[Figure content listings]
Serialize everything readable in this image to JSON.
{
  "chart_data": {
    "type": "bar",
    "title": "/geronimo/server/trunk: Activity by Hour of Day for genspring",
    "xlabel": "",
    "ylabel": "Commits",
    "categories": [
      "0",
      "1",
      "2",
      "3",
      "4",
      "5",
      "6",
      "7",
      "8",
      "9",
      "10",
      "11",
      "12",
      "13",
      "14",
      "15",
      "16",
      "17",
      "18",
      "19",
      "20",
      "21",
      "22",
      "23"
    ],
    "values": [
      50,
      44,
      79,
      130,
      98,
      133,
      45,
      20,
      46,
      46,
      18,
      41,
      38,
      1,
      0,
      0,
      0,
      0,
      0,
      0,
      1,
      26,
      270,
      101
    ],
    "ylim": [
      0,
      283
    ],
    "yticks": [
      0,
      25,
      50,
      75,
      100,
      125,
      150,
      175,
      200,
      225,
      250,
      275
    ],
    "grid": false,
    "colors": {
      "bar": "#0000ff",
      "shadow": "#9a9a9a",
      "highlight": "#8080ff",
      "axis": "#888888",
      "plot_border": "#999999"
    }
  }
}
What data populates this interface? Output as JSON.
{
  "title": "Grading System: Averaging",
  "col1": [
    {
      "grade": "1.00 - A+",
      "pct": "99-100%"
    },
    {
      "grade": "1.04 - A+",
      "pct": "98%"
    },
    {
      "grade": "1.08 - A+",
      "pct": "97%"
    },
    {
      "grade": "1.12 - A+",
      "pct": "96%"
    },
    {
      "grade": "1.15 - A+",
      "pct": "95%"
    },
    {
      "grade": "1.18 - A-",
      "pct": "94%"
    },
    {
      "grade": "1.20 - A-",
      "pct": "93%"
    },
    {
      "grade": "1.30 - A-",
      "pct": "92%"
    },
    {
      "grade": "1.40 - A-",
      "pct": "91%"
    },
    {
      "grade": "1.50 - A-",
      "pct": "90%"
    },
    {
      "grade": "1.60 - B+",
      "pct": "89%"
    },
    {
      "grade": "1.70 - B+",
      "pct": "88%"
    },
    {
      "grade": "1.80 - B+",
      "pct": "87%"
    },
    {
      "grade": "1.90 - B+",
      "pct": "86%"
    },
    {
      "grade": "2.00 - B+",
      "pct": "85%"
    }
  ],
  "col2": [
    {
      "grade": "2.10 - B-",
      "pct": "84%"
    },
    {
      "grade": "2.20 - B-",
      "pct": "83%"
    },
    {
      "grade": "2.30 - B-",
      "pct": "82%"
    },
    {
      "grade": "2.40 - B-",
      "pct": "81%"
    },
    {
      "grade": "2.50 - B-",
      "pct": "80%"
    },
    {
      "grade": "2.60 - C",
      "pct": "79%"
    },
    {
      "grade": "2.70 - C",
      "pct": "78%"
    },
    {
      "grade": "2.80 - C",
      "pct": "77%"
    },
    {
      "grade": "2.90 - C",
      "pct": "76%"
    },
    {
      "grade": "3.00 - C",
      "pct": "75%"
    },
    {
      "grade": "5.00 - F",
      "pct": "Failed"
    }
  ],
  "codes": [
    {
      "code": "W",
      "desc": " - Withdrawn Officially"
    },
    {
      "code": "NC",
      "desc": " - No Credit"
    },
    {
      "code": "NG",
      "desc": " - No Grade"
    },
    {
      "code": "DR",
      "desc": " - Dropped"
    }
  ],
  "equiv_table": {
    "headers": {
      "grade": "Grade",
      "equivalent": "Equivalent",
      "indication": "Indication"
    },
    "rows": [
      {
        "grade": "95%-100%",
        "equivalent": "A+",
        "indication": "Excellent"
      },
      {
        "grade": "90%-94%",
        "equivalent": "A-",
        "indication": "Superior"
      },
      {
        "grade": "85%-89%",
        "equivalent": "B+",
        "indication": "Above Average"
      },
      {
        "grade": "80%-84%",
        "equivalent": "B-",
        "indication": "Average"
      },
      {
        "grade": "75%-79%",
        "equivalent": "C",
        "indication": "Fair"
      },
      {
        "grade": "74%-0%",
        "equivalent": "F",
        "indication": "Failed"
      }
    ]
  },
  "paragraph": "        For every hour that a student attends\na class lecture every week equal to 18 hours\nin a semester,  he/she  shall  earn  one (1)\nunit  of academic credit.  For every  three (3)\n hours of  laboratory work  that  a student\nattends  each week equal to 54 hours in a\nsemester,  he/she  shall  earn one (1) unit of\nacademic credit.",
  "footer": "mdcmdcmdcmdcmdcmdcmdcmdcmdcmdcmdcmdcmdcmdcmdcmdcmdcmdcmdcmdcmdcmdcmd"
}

## EXERCISE PROMPT
Take each line containing the string "desc" and copy it out.

## EXERCISE ANSWER
      "desc": " - Withdrawn Officially"
      "desc": " - No Credit"
      "desc": " - No Grade"
      "desc": " - Dropped"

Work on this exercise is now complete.